:: Extracted data ::
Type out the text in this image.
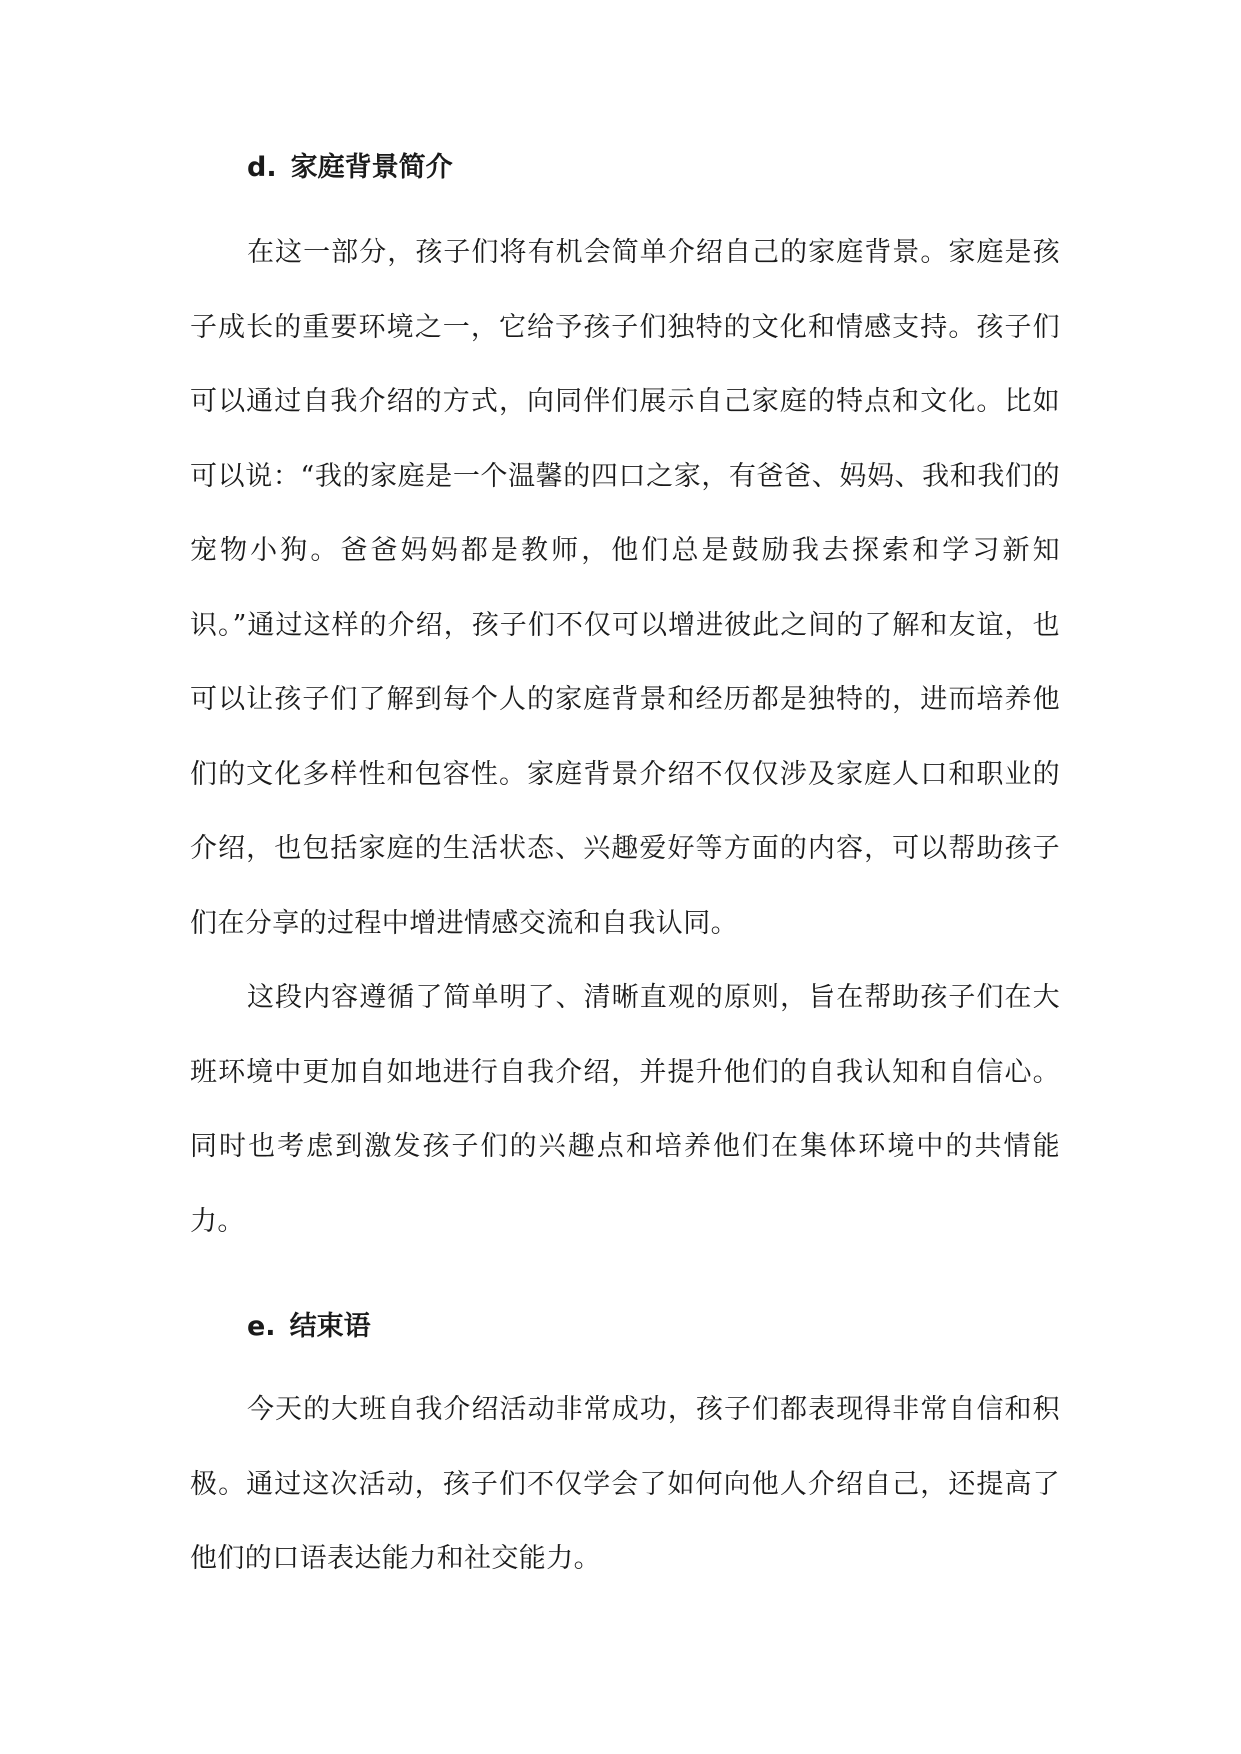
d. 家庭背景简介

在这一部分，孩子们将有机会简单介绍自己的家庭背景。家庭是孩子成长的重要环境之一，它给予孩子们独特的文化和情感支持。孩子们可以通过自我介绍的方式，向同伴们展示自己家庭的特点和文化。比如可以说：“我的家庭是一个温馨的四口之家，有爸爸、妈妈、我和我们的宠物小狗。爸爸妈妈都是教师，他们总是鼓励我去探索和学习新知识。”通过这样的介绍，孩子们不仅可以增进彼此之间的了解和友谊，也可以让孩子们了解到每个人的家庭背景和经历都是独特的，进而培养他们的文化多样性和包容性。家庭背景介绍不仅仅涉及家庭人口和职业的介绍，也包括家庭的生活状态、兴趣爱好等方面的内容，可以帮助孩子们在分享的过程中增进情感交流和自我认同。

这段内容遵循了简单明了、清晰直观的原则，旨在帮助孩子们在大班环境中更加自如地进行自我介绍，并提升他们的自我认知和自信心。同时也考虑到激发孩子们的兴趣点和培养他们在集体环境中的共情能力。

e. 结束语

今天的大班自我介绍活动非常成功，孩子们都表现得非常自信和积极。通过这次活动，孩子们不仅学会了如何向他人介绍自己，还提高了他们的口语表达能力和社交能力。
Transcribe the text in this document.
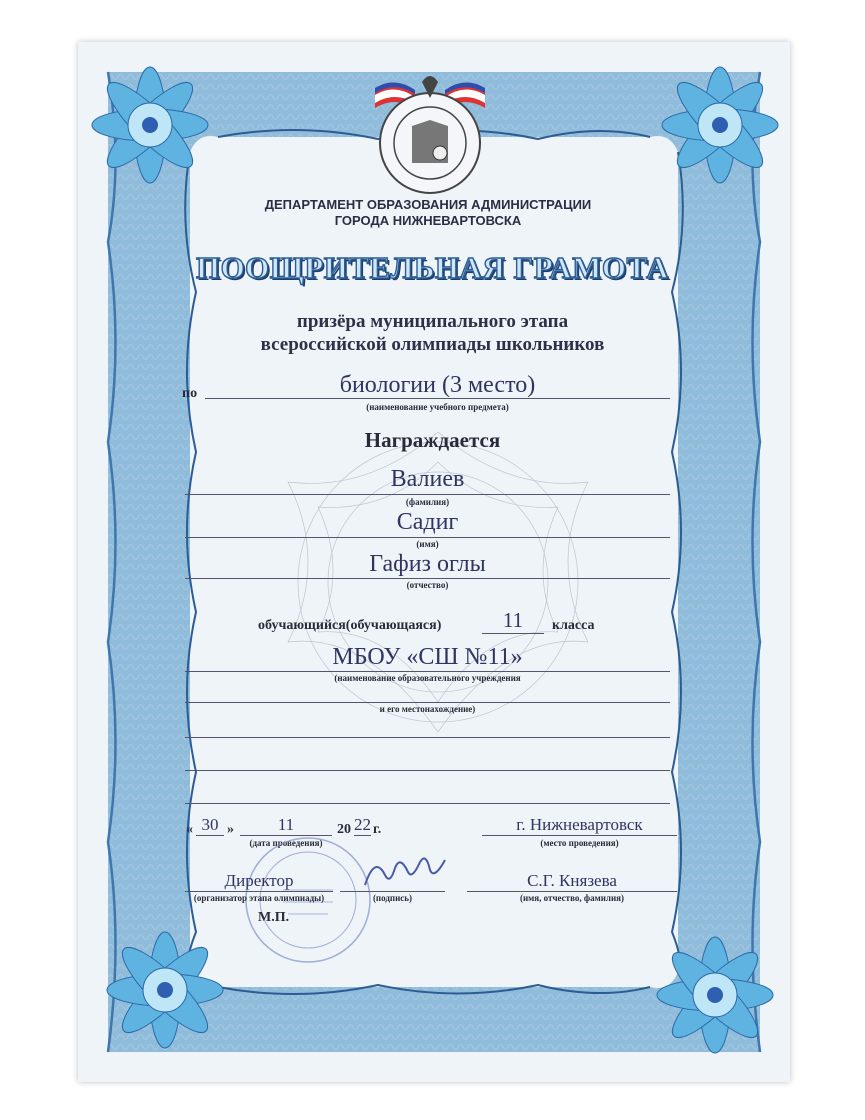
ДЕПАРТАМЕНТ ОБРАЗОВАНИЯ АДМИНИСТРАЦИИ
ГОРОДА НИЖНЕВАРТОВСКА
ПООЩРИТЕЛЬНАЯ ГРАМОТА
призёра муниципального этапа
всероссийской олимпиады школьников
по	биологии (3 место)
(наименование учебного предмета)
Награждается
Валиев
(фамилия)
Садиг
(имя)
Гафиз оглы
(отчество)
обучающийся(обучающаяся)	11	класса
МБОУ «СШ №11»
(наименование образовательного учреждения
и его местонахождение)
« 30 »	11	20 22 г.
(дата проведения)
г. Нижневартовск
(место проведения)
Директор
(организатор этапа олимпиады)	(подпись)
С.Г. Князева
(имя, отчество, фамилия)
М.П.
:::
:: Extracted data ::
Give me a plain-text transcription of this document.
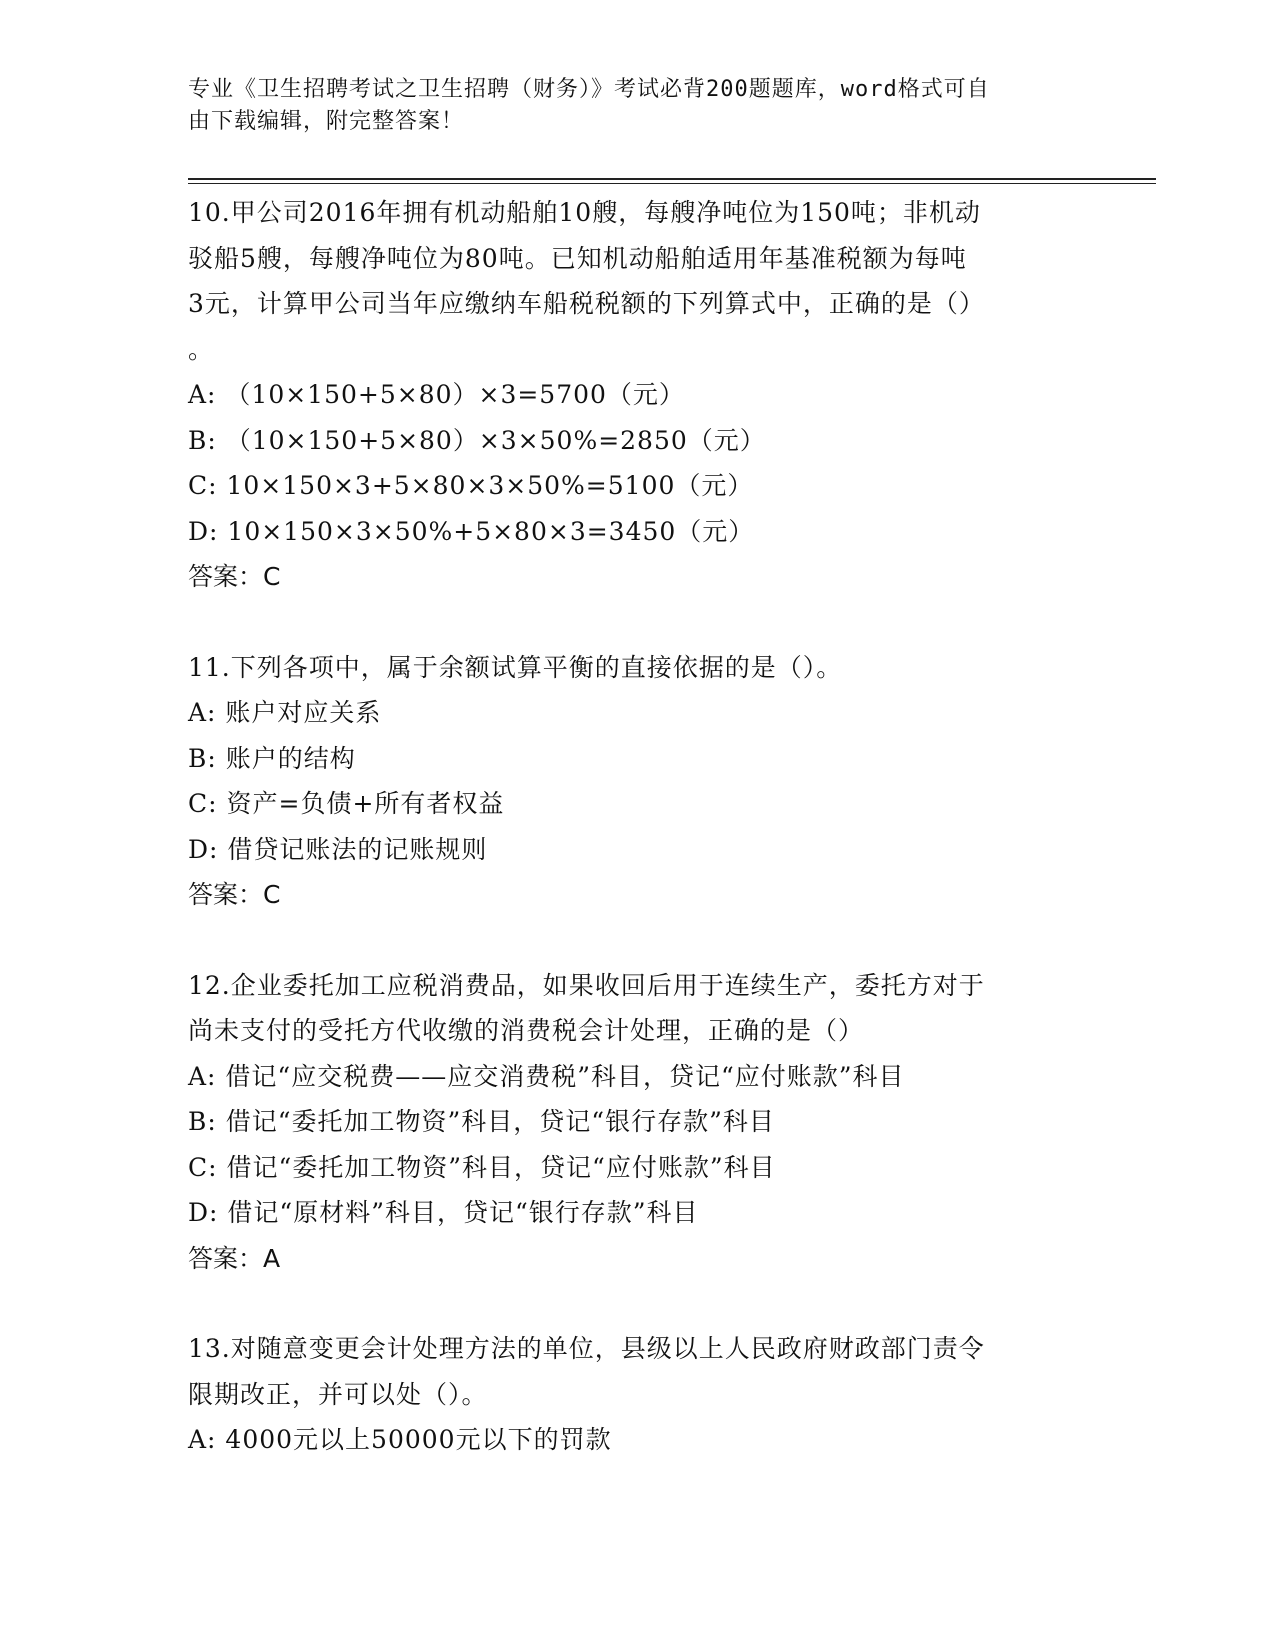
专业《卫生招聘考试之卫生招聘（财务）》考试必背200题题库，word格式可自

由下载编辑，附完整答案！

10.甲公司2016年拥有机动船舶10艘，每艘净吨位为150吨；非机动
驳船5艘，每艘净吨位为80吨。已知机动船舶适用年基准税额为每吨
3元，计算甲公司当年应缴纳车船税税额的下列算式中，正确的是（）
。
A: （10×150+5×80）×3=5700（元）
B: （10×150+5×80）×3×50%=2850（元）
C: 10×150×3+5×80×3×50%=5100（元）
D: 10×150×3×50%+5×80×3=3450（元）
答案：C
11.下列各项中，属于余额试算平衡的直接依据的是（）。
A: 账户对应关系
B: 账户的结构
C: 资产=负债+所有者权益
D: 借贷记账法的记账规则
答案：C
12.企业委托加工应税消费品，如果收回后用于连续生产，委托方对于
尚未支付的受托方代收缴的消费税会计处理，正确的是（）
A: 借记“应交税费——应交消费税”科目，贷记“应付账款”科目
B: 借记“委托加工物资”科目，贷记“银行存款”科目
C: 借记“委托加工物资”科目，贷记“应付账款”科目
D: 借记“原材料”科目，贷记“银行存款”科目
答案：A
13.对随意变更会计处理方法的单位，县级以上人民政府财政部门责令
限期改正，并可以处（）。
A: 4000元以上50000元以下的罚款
:::
• [Exercise instructions]: How many lines in the listing above contain "наименование"? Answer with the number alone.

• [Answer to the task]: 2